>> Begin

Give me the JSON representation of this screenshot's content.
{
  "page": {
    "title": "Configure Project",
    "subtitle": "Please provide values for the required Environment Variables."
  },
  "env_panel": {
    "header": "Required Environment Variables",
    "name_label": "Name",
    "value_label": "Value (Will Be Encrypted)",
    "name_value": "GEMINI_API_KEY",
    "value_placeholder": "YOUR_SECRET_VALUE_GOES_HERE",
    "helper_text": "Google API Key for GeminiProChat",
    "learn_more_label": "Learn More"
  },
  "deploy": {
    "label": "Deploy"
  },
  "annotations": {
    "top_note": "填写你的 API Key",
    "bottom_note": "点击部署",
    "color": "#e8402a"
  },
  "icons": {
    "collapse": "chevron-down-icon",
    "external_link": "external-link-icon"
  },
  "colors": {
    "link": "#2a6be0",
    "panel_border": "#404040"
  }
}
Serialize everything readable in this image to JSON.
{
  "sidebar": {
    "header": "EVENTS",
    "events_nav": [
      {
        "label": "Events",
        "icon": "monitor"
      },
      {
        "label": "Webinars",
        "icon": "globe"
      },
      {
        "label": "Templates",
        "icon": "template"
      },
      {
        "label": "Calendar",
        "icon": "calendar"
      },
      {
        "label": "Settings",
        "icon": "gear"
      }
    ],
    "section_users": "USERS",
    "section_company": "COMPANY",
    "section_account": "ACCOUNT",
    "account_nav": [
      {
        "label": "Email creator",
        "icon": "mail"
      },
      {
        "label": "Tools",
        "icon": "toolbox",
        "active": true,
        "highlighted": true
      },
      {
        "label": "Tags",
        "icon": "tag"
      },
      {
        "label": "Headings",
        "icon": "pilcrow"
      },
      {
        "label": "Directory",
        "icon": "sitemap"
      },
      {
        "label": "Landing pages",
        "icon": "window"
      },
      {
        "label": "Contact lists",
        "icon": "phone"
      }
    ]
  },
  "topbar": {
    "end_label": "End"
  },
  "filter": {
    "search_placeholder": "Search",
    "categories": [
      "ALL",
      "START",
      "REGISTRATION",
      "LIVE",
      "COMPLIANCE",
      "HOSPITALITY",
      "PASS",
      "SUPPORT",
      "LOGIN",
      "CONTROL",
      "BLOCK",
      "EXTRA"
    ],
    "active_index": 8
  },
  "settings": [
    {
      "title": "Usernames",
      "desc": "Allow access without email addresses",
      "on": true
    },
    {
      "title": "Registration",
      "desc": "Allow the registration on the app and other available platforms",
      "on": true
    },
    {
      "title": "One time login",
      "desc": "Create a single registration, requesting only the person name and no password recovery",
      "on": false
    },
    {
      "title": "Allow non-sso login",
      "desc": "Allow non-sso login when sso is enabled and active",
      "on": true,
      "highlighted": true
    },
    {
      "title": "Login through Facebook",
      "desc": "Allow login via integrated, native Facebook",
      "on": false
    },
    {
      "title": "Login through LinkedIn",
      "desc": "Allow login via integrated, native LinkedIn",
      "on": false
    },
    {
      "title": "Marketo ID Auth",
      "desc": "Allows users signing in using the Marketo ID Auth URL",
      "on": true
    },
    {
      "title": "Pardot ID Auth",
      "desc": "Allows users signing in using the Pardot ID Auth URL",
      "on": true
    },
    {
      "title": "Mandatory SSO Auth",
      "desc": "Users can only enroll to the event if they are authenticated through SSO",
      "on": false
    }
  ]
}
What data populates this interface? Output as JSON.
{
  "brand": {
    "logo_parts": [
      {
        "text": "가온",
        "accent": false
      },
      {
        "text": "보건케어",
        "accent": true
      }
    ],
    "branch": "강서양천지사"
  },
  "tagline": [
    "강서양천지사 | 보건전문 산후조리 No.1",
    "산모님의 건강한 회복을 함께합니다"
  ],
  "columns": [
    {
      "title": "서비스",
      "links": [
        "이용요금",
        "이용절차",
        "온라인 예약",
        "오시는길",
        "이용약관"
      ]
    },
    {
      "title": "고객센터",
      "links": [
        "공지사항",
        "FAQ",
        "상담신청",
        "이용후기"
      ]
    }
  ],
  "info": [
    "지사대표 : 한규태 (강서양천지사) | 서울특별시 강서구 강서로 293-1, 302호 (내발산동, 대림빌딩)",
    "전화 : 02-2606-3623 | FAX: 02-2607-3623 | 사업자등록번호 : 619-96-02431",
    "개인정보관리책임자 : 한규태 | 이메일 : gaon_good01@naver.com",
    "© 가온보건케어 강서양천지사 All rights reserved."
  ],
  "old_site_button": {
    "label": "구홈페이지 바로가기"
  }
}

>> End

| TASK STATEMENT |
Output the line containing "What data populates" and all lines after it to the end of the records, exactly as given.

| SOLUTION |
What data populates this interface? Output as JSON.
{
  "brand": {
    "logo_parts": [
      {
        "text": "가온",
        "accent": false
      },
      {
        "text": "보건케어",
        "accent": true
      }
    ],
    "branch": "강서양천지사"
  },
  "tagline": [
    "강서양천지사 | 보건전문 산후조리 No.1",
    "산모님의 건강한 회복을 함께합니다"
  ],
  "columns": [
    {
      "title": "서비스",
      "links": [
        "이용요금",
        "이용절차",
        "온라인 예약",
        "오시는길",
        "이용약관"
      ]
    },
    {
      "title": "고객센터",
      "links": [
        "공지사항",
        "FAQ",
        "상담신청",
        "이용후기"
      ]
    }
  ],
  "info": [
    "지사대표 : 한규태 (강서양천지사) | 서울특별시 강서구 강서로 293-1, 302호 (내발산동, 대림빌딩)",
    "전화 : 02-2606-3623 | FAX: 02-2607-3623 | 사업자등록번호 : 619-96-02431",
    "개인정보관리책임자 : 한규태 | 이메일 : gaon_good01@naver.com",
    "© 가온보건케어 강서양천지사 All rights reserved."
  ],
  "old_site_button": {
    "label": "구홈페이지 바로가기"
  }
}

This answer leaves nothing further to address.